Records for this task:
=======

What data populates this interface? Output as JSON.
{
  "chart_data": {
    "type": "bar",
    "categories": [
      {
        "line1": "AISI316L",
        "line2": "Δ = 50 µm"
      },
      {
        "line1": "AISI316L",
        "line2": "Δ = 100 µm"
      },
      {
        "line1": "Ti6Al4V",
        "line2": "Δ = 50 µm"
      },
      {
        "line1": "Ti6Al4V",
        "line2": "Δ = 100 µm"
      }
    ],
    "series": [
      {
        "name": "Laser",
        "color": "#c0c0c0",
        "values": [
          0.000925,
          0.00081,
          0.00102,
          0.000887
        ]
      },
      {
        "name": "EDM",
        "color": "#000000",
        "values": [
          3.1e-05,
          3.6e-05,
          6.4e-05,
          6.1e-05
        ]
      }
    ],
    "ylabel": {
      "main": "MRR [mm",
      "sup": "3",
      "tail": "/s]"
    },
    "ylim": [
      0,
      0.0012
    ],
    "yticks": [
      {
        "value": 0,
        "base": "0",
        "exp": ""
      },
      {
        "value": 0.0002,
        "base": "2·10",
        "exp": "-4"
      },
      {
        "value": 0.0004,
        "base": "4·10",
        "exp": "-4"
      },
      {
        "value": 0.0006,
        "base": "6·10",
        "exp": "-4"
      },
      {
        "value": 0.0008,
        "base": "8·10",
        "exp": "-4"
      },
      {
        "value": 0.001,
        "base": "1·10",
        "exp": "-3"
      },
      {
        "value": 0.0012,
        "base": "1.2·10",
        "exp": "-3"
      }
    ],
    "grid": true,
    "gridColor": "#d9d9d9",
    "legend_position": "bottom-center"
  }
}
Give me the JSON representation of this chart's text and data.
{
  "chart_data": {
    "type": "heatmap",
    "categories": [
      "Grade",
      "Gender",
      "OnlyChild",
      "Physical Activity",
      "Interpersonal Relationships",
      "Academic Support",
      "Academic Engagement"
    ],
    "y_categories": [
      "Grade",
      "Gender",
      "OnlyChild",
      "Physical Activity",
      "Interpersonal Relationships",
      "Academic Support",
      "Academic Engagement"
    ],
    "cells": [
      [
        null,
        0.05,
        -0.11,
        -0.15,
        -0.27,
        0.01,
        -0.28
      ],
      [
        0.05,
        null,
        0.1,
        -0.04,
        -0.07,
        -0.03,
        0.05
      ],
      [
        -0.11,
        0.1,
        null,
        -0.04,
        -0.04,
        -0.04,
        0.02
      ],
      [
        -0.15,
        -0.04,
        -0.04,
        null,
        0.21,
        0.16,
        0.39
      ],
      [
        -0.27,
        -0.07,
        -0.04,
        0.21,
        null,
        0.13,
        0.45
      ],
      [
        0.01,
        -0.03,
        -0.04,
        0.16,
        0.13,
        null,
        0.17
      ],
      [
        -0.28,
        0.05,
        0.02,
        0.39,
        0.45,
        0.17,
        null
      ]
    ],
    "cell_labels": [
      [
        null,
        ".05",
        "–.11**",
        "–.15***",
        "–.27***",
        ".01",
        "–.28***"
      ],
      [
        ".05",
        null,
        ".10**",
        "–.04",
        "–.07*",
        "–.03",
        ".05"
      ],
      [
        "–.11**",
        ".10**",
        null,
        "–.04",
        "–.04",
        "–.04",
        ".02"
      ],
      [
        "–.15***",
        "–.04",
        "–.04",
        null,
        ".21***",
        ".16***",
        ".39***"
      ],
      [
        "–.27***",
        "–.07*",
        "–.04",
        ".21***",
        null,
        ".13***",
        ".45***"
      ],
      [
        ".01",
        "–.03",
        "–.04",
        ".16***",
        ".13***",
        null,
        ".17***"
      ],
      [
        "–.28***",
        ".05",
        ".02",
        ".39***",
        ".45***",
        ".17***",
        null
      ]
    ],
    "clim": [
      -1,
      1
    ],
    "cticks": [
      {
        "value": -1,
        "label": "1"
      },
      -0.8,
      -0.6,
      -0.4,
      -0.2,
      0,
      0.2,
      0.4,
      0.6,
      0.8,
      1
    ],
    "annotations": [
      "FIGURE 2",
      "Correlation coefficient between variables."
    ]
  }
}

=======

Reproduce the material verbatim, line by line.

What data populates this interface? Output as JSON.
{
  "chart_data": {
    "type": "bar",
    "categories": [
      {
        "line1": "AISI316L",
        "line2": "Δ = 50 µm"
      },
      {
        "line1": "AISI316L",
        "line2": "Δ = 100 µm"
      },
      {
        "line1": "Ti6Al4V",
        "line2": "Δ = 50 µm"
      },
      {
        "line1": "Ti6Al4V",
        "line2": "Δ = 100 µm"
      }
    ],
    "series": [
      {
        "name": "Laser",
        "color": "#c0c0c0",
        "values": [
          0.000925,
          0.00081,
          0.00102,
          0.000887
        ]
      },
      {
        "name": "EDM",
        "color": "#000000",
        "values": [
          3.1e-05,
          3.6e-05,
          6.4e-05,
          6.1e-05
        ]
      }
    ],
    "ylabel": {
      "main": "MRR [mm",
      "sup": "3",
      "tail": "/s]"
    },
    "ylim": [
      0,
      0.0012
    ],
    "yticks": [
      {
        "value": 0,
        "base": "0",
        "exp": ""
      },
      {
        "value": 0.0002,
        "base": "2·10",
        "exp": "-4"
      },
      {
        "value": 0.0004,
        "base": "4·10",
        "exp": "-4"
      },
      {
        "value": 0.0006,
        "base": "6·10",
        "exp": "-4"
      },
      {
        "value": 0.0008,
        "base": "8·10",
        "exp": "-4"
      },
      {
        "value": 0.001,
        "base": "1·10",
        "exp": "-3"
      },
      {
        "value": 0.0012,
        "base": "1.2·10",
        "exp": "-3"
      }
    ],
    "grid": true,
    "gridColor": "#d9d9d9",
    "legend_position": "bottom-center"
  }
}
Give me the JSON representation of this chart's text and data.
{
  "chart_data": {
    "type": "heatmap",
    "categories": [
      "Grade",
      "Gender",
      "OnlyChild",
      "Physical Activity",
      "Interpersonal Relationships",
      "Academic Support",
      "Academic Engagement"
    ],
    "y_categories": [
      "Grade",
      "Gender",
      "OnlyChild",
      "Physical Activity",
      "Interpersonal Relationships",
      "Academic Support",
      "Academic Engagement"
    ],
    "cells": [
      [
        null,
        0.05,
        -0.11,
        -0.15,
        -0.27,
        0.01,
        -0.28
      ],
      [
        0.05,
        null,
        0.1,
        -0.04,
        -0.07,
        -0.03,
        0.05
      ],
      [
        -0.11,
        0.1,
        null,
        -0.04,
        -0.04,
        -0.04,
        0.02
      ],
      [
        -0.15,
        -0.04,
        -0.04,
        null,
        0.21,
        0.16,
        0.39
      ],
      [
        -0.27,
        -0.07,
        -0.04,
        0.21,
        null,
        0.13,
        0.45
      ],
      [
        0.01,
        -0.03,
        -0.04,
        0.16,
        0.13,
        null,
        0.17
      ],
      [
        -0.28,
        0.05,
        0.02,
        0.39,
        0.45,
        0.17,
        null
      ]
    ],
    "cell_labels": [
      [
        null,
        ".05",
        "–.11**",
        "–.15***",
        "–.27***",
        ".01",
        "–.28***"
      ],
      [
        ".05",
        null,
        ".10**",
        "–.04",
        "–.07*",
        "–.03",
        ".05"
      ],
      [
        "–.11**",
        ".10**",
        null,
        "–.04",
        "–.04",
        "–.04",
        ".02"
      ],
      [
        "–.15***",
        "–.04",
        "–.04",
        null,
        ".21***",
        ".16***",
        ".39***"
      ],
      [
        "–.27***",
        "–.07*",
        "–.04",
        ".21***",
        null,
        ".13***",
        ".45***"
      ],
      [
        ".01",
        "–.03",
        "–.04",
        ".16***",
        ".13***",
        null,
        ".17***"
      ],
      [
        "–.28***",
        ".05",
        ".02",
        ".39***",
        ".45***",
        ".17***",
        null
      ]
    ],
    "clim": [
      -1,
      1
    ],
    "cticks": [
      {
        "value": -1,
        "label": "1"
      },
      -0.8,
      -0.6,
      -0.4,
      -0.2,
      0,
      0.2,
      0.4,
      0.6,
      0.8,
      1
    ],
    "annotations": [
      "FIGURE 2",
      "Correlation coefficient between variables."
    ]
  }
}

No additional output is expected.